BEGIN Data provided
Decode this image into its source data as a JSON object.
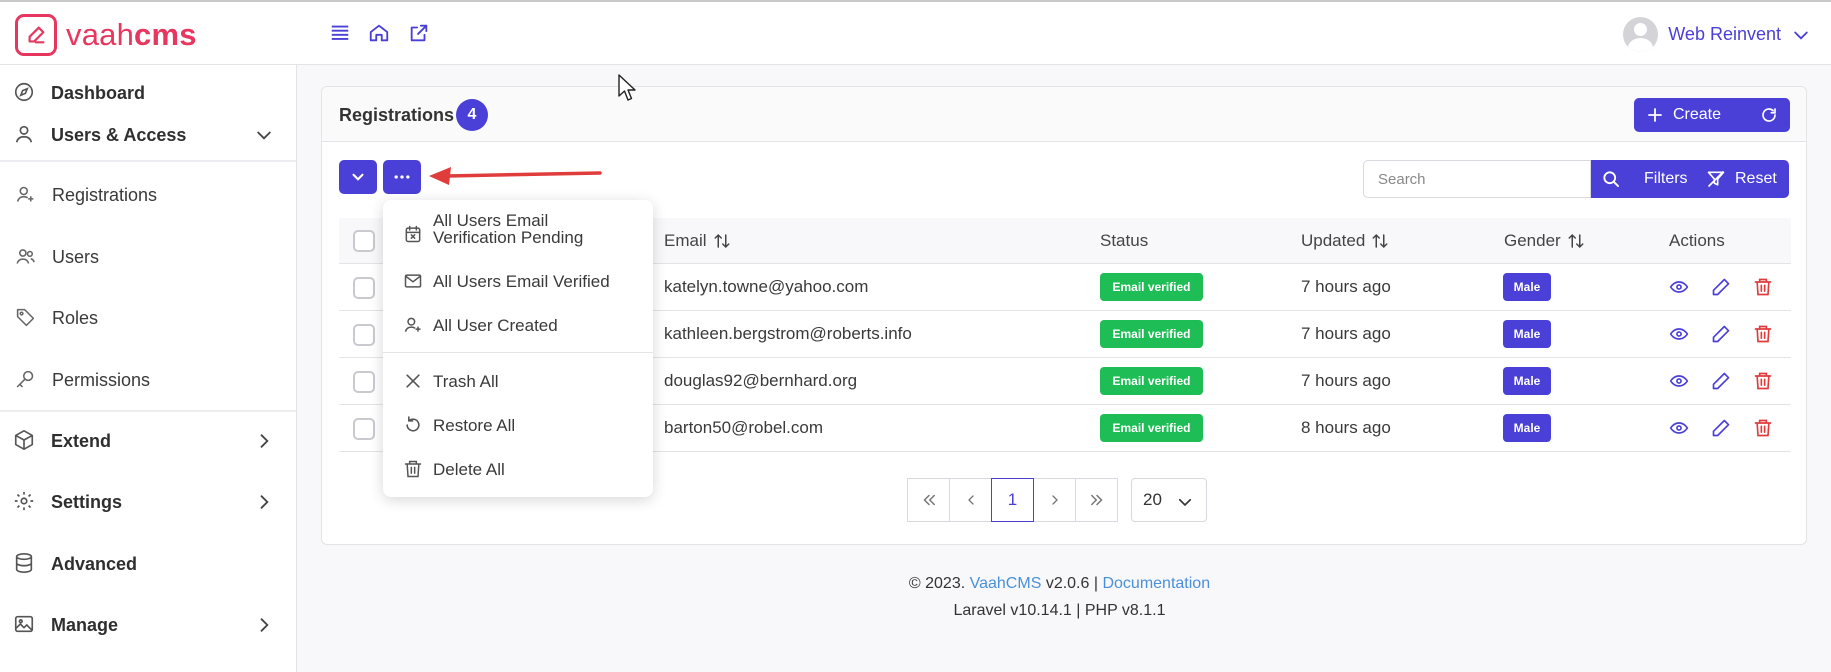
{
  "app": {
    "logo_prefix": "vaah",
    "logo_suffix": "cms",
    "brand_color": "#e7375f",
    "accent_color": "#4a3fd6",
    "user_name": "Web Reinvent"
  },
  "topbar_icons": [
    "menu-icon",
    "home-icon",
    "external-link-icon"
  ],
  "sidebar": {
    "items": [
      {
        "label": "Dashboard",
        "icon": "compass-icon"
      },
      {
        "label": "Users & Access",
        "icon": "user-icon",
        "expanded": true
      },
      {
        "label": "Registrations",
        "icon": "user-plus-icon"
      },
      {
        "label": "Users",
        "icon": "users-icon"
      },
      {
        "label": "Roles",
        "icon": "tag-icon"
      },
      {
        "label": "Permissions",
        "icon": "key-icon"
      },
      {
        "label": "Extend",
        "icon": "box-icon"
      },
      {
        "label": "Settings",
        "icon": "gear-icon"
      },
      {
        "label": "Advanced",
        "icon": "database-icon"
      },
      {
        "label": "Manage",
        "icon": "image-icon"
      }
    ]
  },
  "main": {
    "title": "Registrations",
    "count": "4",
    "create_label": "Create",
    "search_placeholder": "Search",
    "filters_label": "Filters",
    "reset_label": "Reset",
    "columns": [
      "Email",
      "Status",
      "Updated",
      "Gender",
      "Actions"
    ],
    "rows": [
      {
        "email": "katelyn.towne@yahoo.com",
        "status": "Email verified",
        "updated": "7 hours ago",
        "gender": "Male"
      },
      {
        "email": "kathleen.bergstrom@roberts.info",
        "status": "Email verified",
        "updated": "7 hours ago",
        "gender": "Male"
      },
      {
        "email": "douglas92@bernhard.org",
        "status": "Email verified",
        "updated": "7 hours ago",
        "gender": "Male"
      },
      {
        "email": "barton50@robel.com",
        "status": "Email verified",
        "updated": "8 hours ago",
        "gender": "Male"
      }
    ],
    "status_color": "#1fbd55",
    "pagination": {
      "current_page": "1",
      "per_page": "20"
    }
  },
  "dropdown": {
    "items": [
      {
        "label_line1": "All Users Email",
        "label_line2": "Verification Pending",
        "icon": "calendar-x-icon"
      },
      {
        "label": "All Users Email Verified",
        "icon": "mail-icon"
      },
      {
        "label": "All User Created",
        "icon": "user-plus-icon"
      },
      {
        "label": "Trash All",
        "icon": "x-icon"
      },
      {
        "label": "Restore All",
        "icon": "undo-icon"
      },
      {
        "label": "Delete All",
        "icon": "trash-icon"
      }
    ]
  },
  "footer": {
    "copyright": "© 2023.",
    "brand_link": "VaahCMS",
    "version": "v2.0.6",
    "separator": "|",
    "docs_link": "Documentation",
    "stack": "Laravel v10.14.1 | PHP v8.1.1"
  }
}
END Data provided
Print every record above exactly as written, leaving out the pictures.

Decode this image into its source data as a JSON object.
{
  "app": {
    "logo_prefix": "vaah",
    "logo_suffix": "cms",
    "brand_color": "#e7375f",
    "accent_color": "#4a3fd6",
    "user_name": "Web Reinvent"
  },
  "topbar_icons": [
    "menu-icon",
    "home-icon",
    "external-link-icon"
  ],
  "sidebar": {
    "items": [
      {
        "label": "Dashboard",
        "icon": "compass-icon"
      },
      {
        "label": "Users & Access",
        "icon": "user-icon",
        "expanded": true
      },
      {
        "label": "Registrations",
        "icon": "user-plus-icon"
      },
      {
        "label": "Users",
        "icon": "users-icon"
      },
      {
        "label": "Roles",
        "icon": "tag-icon"
      },
      {
        "label": "Permissions",
        "icon": "key-icon"
      },
      {
        "label": "Extend",
        "icon": "box-icon"
      },
      {
        "label": "Settings",
        "icon": "gear-icon"
      },
      {
        "label": "Advanced",
        "icon": "database-icon"
      },
      {
        "label": "Manage",
        "icon": "image-icon"
      }
    ]
  },
  "main": {
    "title": "Registrations",
    "count": "4",
    "create_label": "Create",
    "search_placeholder": "Search",
    "filters_label": "Filters",
    "reset_label": "Reset",
    "columns": [
      "Email",
      "Status",
      "Updated",
      "Gender",
      "Actions"
    ],
    "rows": [
      {
        "email": "katelyn.towne@yahoo.com",
        "status": "Email verified",
        "updated": "7 hours ago",
        "gender": "Male"
      },
      {
        "email": "kathleen.bergstrom@roberts.info",
        "status": "Email verified",
        "updated": "7 hours ago",
        "gender": "Male"
      },
      {
        "email": "douglas92@bernhard.org",
        "status": "Email verified",
        "updated": "7 hours ago",
        "gender": "Male"
      },
      {
        "email": "barton50@robel.com",
        "status": "Email verified",
        "updated": "8 hours ago",
        "gender": "Male"
      }
    ],
    "status_color": "#1fbd55",
    "pagination": {
      "current_page": "1",
      "per_page": "20"
    }
  },
  "dropdown": {
    "items": [
      {
        "label_line1": "All Users Email",
        "label_line2": "Verification Pending",
        "icon": "calendar-x-icon"
      },
      {
        "label": "All Users Email Verified",
        "icon": "mail-icon"
      },
      {
        "label": "All User Created",
        "icon": "user-plus-icon"
      },
      {
        "label": "Trash All",
        "icon": "x-icon"
      },
      {
        "label": "Restore All",
        "icon": "undo-icon"
      },
      {
        "label": "Delete All",
        "icon": "trash-icon"
      }
    ]
  },
  "footer": {
    "copyright": "© 2023.",
    "brand_link": "VaahCMS",
    "version": "v2.0.6",
    "separator": "|",
    "docs_link": "Documentation",
    "stack": "Laravel v10.14.1 | PHP v8.1.1"
  }
}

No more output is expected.